Stored records
○ ○ ○ ○ ○
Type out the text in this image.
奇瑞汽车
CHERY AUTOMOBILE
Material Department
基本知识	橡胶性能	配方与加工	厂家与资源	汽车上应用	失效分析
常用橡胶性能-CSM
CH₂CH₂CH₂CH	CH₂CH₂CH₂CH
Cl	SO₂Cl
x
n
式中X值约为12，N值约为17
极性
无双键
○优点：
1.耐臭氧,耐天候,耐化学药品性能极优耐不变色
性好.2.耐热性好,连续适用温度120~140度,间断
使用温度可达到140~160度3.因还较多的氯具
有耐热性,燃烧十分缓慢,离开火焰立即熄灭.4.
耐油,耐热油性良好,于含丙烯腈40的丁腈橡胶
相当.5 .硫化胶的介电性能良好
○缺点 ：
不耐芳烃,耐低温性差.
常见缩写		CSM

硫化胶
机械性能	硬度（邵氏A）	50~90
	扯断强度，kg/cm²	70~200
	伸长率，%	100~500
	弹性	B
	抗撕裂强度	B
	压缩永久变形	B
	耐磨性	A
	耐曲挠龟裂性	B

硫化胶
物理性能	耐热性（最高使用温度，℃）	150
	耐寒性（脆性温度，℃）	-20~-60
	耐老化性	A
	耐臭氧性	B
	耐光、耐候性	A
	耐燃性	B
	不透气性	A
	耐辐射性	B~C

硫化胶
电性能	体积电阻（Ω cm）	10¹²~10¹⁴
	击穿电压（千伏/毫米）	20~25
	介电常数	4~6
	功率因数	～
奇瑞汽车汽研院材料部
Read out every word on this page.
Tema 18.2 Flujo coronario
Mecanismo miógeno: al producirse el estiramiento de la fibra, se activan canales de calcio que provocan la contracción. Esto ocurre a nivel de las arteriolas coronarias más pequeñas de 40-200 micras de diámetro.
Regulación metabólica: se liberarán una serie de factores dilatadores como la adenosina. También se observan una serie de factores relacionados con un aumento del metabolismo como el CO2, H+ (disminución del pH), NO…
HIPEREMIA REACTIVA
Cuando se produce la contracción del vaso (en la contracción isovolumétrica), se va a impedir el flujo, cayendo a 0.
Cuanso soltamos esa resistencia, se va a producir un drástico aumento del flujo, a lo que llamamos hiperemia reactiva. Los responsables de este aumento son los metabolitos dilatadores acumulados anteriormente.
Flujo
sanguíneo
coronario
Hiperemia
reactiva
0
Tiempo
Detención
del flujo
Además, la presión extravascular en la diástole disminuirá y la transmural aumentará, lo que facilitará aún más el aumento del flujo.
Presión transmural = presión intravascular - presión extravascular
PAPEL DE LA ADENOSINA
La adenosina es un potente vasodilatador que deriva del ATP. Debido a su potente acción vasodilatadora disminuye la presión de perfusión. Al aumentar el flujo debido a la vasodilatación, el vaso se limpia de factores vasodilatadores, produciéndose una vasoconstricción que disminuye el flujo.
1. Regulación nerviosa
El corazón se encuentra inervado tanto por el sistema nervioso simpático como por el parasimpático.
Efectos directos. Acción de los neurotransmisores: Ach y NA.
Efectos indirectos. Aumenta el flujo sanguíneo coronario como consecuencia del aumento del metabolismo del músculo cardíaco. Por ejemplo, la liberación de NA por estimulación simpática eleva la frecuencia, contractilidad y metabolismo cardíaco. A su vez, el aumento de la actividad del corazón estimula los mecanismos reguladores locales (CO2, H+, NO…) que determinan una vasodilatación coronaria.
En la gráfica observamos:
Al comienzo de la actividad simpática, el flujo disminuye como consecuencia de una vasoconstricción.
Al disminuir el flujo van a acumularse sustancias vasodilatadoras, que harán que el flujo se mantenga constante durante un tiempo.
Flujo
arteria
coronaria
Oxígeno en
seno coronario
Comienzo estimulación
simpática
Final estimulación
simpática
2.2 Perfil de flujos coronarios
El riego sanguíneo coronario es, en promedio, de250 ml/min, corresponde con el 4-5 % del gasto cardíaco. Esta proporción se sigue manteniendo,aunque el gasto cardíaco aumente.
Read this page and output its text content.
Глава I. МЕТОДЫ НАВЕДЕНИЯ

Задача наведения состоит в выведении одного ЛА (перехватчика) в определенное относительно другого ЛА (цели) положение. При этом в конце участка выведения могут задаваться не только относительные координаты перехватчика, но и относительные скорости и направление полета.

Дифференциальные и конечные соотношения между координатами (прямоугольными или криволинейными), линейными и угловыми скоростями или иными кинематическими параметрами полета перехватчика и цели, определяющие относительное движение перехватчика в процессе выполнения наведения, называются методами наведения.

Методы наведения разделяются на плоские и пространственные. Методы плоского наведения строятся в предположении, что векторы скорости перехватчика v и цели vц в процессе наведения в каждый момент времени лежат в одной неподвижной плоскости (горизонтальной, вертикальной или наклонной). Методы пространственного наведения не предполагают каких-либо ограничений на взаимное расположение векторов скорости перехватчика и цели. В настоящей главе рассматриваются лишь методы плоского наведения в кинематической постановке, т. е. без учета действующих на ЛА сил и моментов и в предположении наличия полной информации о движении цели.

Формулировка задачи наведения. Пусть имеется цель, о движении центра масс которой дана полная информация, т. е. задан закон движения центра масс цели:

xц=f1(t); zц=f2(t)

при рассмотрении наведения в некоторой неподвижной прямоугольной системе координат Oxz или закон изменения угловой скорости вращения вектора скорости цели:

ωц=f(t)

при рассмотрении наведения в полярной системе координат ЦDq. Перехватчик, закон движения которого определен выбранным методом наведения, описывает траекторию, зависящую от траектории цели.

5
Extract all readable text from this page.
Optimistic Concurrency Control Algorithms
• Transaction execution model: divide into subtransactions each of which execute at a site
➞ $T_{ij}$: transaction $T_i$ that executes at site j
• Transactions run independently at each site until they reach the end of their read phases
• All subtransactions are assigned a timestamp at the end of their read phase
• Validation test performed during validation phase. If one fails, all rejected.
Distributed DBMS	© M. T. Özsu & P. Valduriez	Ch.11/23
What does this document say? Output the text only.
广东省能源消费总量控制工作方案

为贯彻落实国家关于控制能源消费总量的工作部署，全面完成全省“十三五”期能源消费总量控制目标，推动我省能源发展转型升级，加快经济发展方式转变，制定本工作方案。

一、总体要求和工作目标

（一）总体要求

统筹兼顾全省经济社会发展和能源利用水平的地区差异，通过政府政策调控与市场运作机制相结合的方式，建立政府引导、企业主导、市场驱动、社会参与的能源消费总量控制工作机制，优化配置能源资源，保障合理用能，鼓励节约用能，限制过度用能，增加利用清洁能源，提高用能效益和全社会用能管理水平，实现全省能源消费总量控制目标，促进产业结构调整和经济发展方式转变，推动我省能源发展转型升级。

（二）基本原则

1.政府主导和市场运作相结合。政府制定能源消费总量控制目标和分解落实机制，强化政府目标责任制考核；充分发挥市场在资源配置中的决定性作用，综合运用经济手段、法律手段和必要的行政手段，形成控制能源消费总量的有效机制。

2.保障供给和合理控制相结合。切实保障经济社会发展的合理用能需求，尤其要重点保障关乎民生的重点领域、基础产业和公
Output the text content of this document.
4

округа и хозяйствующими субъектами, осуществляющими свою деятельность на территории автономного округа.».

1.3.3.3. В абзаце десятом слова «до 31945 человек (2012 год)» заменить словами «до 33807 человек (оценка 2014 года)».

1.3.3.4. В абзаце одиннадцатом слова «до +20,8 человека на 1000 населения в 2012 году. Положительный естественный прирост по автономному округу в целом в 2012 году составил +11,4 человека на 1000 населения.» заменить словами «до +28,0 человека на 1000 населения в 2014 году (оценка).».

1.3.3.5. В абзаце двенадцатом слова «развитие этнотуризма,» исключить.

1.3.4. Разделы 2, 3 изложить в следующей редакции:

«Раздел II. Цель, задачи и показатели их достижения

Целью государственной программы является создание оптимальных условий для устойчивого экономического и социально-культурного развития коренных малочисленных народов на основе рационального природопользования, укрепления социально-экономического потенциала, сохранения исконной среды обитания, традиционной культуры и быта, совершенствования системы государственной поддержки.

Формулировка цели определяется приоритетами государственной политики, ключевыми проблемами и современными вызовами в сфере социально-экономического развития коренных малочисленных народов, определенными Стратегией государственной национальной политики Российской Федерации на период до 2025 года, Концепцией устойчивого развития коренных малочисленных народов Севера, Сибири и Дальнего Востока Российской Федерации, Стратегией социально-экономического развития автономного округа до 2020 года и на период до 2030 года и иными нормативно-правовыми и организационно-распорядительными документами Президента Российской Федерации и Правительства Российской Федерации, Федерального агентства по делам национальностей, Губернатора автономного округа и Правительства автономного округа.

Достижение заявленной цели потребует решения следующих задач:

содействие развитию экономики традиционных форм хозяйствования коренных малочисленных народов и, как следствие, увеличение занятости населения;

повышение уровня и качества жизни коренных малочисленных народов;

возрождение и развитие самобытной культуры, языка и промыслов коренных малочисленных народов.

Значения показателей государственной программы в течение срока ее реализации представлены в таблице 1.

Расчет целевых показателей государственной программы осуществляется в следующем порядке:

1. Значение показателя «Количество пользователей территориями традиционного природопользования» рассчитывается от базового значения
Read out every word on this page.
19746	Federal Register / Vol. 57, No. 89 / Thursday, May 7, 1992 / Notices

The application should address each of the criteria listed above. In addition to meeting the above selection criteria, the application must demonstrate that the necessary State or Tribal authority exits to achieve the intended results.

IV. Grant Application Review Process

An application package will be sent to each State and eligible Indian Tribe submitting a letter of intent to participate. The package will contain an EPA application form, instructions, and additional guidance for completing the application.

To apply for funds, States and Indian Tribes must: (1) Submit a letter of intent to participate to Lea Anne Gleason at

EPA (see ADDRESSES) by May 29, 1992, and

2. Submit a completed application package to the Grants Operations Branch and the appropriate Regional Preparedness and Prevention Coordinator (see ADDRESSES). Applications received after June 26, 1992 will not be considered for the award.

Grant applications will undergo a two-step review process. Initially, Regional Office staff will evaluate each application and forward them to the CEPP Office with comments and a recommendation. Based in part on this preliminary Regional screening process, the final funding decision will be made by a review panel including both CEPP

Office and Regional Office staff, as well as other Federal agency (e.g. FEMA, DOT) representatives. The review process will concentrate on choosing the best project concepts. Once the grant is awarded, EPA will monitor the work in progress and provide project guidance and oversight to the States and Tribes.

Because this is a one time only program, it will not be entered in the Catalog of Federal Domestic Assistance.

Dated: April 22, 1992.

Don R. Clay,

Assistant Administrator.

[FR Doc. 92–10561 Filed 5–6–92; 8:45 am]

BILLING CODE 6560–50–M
○ ○ ○ ○ ○
The task. Indicate how many lines of the material include the word "природопользования"; the number alone is required.

Reply. 2